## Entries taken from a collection
********

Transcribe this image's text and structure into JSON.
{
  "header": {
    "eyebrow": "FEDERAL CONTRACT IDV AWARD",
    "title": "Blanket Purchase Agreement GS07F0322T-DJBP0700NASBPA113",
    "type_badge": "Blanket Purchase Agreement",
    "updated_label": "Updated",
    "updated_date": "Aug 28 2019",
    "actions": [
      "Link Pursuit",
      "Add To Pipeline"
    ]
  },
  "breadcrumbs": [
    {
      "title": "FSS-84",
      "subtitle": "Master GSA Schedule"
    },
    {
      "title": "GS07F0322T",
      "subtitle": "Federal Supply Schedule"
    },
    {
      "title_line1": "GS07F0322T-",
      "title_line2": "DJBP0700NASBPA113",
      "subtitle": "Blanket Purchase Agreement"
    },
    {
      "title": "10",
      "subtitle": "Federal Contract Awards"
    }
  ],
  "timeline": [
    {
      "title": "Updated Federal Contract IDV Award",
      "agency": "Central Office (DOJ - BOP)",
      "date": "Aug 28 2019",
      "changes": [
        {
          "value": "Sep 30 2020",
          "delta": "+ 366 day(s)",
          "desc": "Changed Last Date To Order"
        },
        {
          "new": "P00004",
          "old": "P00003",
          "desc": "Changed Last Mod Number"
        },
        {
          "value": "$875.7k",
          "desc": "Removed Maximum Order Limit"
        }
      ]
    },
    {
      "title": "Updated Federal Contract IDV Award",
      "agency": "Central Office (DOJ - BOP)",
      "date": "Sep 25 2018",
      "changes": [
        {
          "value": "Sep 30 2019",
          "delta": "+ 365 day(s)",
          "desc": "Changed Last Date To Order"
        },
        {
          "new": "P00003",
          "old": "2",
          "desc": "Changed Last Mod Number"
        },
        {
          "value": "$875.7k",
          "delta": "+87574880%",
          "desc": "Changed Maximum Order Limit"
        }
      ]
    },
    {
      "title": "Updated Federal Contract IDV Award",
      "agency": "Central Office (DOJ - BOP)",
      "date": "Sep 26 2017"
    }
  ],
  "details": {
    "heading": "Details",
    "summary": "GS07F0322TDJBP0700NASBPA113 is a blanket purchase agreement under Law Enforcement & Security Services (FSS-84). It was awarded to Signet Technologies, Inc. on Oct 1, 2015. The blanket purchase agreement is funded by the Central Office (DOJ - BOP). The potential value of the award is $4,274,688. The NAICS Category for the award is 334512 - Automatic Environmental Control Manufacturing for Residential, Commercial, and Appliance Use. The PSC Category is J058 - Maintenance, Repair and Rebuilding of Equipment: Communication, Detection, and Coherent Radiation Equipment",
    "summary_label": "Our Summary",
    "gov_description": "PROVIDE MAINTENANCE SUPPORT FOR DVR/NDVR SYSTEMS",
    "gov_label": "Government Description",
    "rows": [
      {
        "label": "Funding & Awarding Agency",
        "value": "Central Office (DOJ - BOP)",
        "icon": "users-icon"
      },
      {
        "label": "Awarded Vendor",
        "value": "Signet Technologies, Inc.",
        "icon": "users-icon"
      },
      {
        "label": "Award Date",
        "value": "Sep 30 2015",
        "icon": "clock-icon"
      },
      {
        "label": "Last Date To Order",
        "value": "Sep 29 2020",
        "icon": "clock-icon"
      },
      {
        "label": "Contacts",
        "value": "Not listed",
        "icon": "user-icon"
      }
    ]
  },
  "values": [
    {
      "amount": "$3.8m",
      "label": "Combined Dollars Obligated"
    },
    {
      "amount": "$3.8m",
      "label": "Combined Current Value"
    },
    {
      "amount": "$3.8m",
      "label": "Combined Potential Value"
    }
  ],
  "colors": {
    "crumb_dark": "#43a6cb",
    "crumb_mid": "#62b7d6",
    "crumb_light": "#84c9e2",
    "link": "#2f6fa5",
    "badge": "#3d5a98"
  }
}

********

## WRITTEN REQUEST
Locate all lines in the listing above with the word "Schedule". Copy them.

## EXERCISE RESULT
      "subtitle": "Master GSA Schedule"
      "subtitle": "Federal Supply Schedule"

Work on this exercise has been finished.